• _Task instructions_: Pick up the post about writing scroll saw project instructions after its last sentence and keep going in the same voice.
# start of Document segment
Yesterday seemed to go by very quickly. I spent the day writing the instructions for my two projects that are going to the magazine for the holiday issue. I am pretty much finished up though and the package will be ready to be picked up today or tomorrow. They should have it by the end of the week.

Writing instructions is a very important part of my job and it takes a great amount of time. The more I talk with and answer questions for people, I become more aware of what information to offer people in writing my instructions. There are certain things that I take for granted sometimes and with talking to people, especially those who are new to scroll sawing, it makes me realize that I cannot just assume that everyone knows the basic steps and I need to include more of them in the instructions. I would rather err on the side of providing too much information than not enough.

I realize also that many other designers offer little in the line of instructions. Their words are few and they rely on the customer to know what they are doing. I think however, that this prohibits many people who are perhaps newer to scroll sawing and may even frustrate them if they don’t fully understand the process. If we are going to encourage new people to do this type of woodworking, I feel it is necessary to offer the most basic steps so they they feel comfortable from the beginning and want to continue to work in this branch. After all, I want this to be FUN for people.
# end of Document segment
# start of Raw data
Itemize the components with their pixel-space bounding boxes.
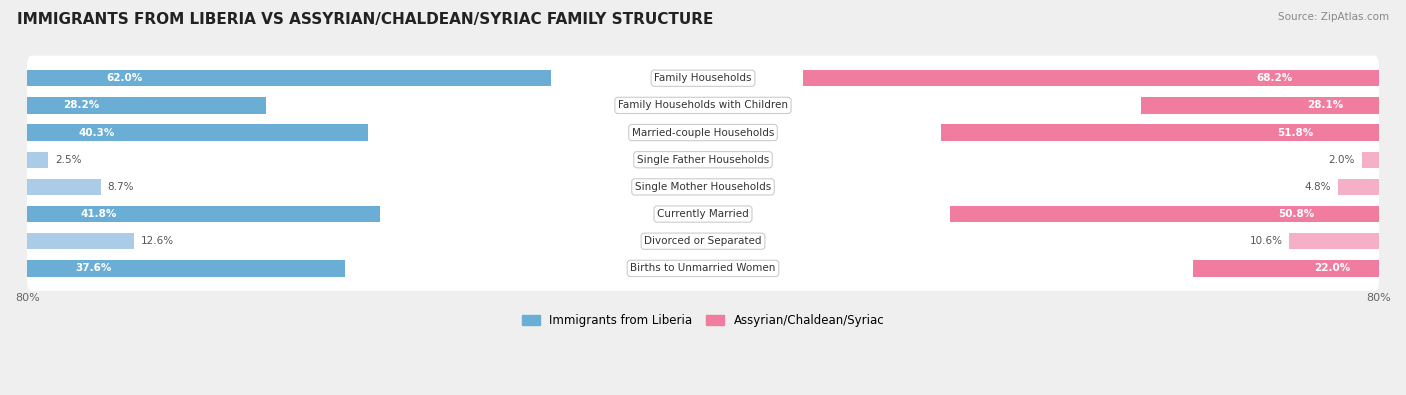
# end of Raw data
• _Exercise result_:
That brings me to the topic of teaching and videos. As I stated yesterday, I am in the process of planning a online class here at LJ’s which will teach the basics of scroll sawing. Unlike many other aspects of woodworking, scroll sawing is actually quite simple. There is little needed for set up besides the saw, blade and wood and a few extra accessories. It isn’t like Jordan’s shoe class where people were taught several different techniques on one object. With scroll sawing it is kind of a matter of putting the blade in and cutting. When you break it down, it is actually quite simple.

What is confusing to people it seems is how to get started. Choosing blade size, speed, wood thickness as well as applying the pattern, stack cutting and type of wood seems to be the most common issues that are brought up to me. Also, there are many different models of scroll saws and sometimes they operate in very different ways. Installing the blade and blade tension are just two examples. Both of these operations can be extremely different depending on which saw you own.

I needed to think about how I would be able to teach all of these things in an organized and comprehensive way that most will be able to understand and implement, no matter what kind of saw they are working with. I have come to the conclusion that it will be necessary to have a series of short videos to go along with the classes and highlight many different specific techniques and operations.

Although this may not encompass every issue that people may have, I think it will be the best bet to cover the most common questions and give the clearest picture of the varying techniques on the scroll saw. Although I am quite new to videos, I believe that people will want to learn and perhaps overlook my cinematic shortcomings for the sake of learning. I also believe that by teaching this class, as with all classes, I will also learn many new things from people and be a better designer and teacher because of it.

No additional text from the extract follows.